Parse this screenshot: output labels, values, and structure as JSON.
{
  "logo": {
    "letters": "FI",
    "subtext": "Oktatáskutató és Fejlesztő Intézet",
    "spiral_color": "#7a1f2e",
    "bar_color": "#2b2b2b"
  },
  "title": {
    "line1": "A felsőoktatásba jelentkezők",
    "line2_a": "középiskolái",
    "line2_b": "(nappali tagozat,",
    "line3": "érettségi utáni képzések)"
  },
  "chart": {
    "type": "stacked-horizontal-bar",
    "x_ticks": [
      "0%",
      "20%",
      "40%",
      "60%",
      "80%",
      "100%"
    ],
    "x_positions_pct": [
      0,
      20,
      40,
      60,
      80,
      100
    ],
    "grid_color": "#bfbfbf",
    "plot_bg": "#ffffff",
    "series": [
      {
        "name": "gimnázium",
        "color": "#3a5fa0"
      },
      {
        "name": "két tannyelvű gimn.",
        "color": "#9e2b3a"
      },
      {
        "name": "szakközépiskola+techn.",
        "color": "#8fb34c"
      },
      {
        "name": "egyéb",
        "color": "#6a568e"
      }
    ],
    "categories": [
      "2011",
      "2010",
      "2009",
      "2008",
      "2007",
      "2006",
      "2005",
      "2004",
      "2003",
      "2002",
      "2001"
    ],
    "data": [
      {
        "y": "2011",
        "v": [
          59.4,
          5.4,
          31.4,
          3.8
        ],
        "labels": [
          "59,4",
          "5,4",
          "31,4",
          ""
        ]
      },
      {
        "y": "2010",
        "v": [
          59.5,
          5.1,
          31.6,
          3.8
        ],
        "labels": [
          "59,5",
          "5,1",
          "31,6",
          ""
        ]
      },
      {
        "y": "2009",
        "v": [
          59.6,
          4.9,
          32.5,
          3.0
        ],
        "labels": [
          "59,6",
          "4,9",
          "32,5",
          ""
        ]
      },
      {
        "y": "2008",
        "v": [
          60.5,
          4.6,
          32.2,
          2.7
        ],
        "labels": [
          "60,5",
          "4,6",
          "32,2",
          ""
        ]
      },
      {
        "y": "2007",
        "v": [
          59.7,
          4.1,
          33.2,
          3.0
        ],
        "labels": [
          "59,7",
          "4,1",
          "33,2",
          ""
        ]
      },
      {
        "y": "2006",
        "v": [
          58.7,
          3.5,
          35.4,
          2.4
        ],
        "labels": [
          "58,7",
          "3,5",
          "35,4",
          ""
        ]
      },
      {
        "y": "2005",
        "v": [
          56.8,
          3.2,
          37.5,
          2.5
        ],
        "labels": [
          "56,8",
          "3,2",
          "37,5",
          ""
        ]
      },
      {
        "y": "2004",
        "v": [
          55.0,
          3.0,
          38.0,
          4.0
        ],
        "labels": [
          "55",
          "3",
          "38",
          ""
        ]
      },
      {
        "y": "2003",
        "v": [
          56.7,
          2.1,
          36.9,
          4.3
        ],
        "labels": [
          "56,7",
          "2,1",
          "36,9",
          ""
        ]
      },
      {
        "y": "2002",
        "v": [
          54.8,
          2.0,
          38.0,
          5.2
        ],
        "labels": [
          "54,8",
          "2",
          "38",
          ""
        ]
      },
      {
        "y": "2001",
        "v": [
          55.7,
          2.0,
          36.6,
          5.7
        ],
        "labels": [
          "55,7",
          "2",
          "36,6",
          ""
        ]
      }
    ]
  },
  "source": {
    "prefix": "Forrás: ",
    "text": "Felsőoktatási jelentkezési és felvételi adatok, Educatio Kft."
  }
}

§ **The exercise**
Repeat all of the records above exactly as written.

§ **Response to the exercise**
Parse this screenshot: output labels, values, and structure as JSON.
{
  "logo": {
    "letters": "FI",
    "subtext": "Oktatáskutató és Fejlesztő Intézet",
    "spiral_color": "#7a1f2e",
    "bar_color": "#2b2b2b"
  },
  "title": {
    "line1": "A felsőoktatásba jelentkezők",
    "line2_a": "középiskolái",
    "line2_b": "(nappali tagozat,",
    "line3": "érettségi utáni képzések)"
  },
  "chart": {
    "type": "stacked-horizontal-bar",
    "x_ticks": [
      "0%",
      "20%",
      "40%",
      "60%",
      "80%",
      "100%"
    ],
    "x_positions_pct": [
      0,
      20,
      40,
      60,
      80,
      100
    ],
    "grid_color": "#bfbfbf",
    "plot_bg": "#ffffff",
    "series": [
      {
        "name": "gimnázium",
        "color": "#3a5fa0"
      },
      {
        "name": "két tannyelvű gimn.",
        "color": "#9e2b3a"
      },
      {
        "name": "szakközépiskola+techn.",
        "color": "#8fb34c"
      },
      {
        "name": "egyéb",
        "color": "#6a568e"
      }
    ],
    "categories": [
      "2011",
      "2010",
      "2009",
      "2008",
      "2007",
      "2006",
      "2005",
      "2004",
      "2003",
      "2002",
      "2001"
    ],
    "data": [
      {
        "y": "2011",
        "v": [
          59.4,
          5.4,
          31.4,
          3.8
        ],
        "labels": [
          "59,4",
          "5,4",
          "31,4",
          ""
        ]
      },
      {
        "y": "2010",
        "v": [
          59.5,
          5.1,
          31.6,
          3.8
        ],
        "labels": [
          "59,5",
          "5,1",
          "31,6",
          ""
        ]
      },
      {
        "y": "2009",
        "v": [
          59.6,
          4.9,
          32.5,
          3.0
        ],
        "labels": [
          "59,6",
          "4,9",
          "32,5",
          ""
        ]
      },
      {
        "y": "2008",
        "v": [
          60.5,
          4.6,
          32.2,
          2.7
        ],
        "labels": [
          "60,5",
          "4,6",
          "32,2",
          ""
        ]
      },
      {
        "y": "2007",
        "v": [
          59.7,
          4.1,
          33.2,
          3.0
        ],
        "labels": [
          "59,7",
          "4,1",
          "33,2",
          ""
        ]
      },
      {
        "y": "2006",
        "v": [
          58.7,
          3.5,
          35.4,
          2.4
        ],
        "labels": [
          "58,7",
          "3,5",
          "35,4",
          ""
        ]
      },
      {
        "y": "2005",
        "v": [
          56.8,
          3.2,
          37.5,
          2.5
        ],
        "labels": [
          "56,8",
          "3,2",
          "37,5",
          ""
        ]
      },
      {
        "y": "2004",
        "v": [
          55.0,
          3.0,
          38.0,
          4.0
        ],
        "labels": [
          "55",
          "3",
          "38",
          ""
        ]
      },
      {
        "y": "2003",
        "v": [
          56.7,
          2.1,
          36.9,
          4.3
        ],
        "labels": [
          "56,7",
          "2,1",
          "36,9",
          ""
        ]
      },
      {
        "y": "2002",
        "v": [
          54.8,
          2.0,
          38.0,
          5.2
        ],
        "labels": [
          "54,8",
          "2",
          "38",
          ""
        ]
      },
      {
        "y": "2001",
        "v": [
          55.7,
          2.0,
          36.6,
          5.7
        ],
        "labels": [
          "55,7",
          "2",
          "36,6",
          ""
        ]
      }
    ]
  },
  "source": {
    "prefix": "Forrás: ",
    "text": "Felsőoktatási jelentkezési és felvételi adatok, Educatio Kft."
  }
}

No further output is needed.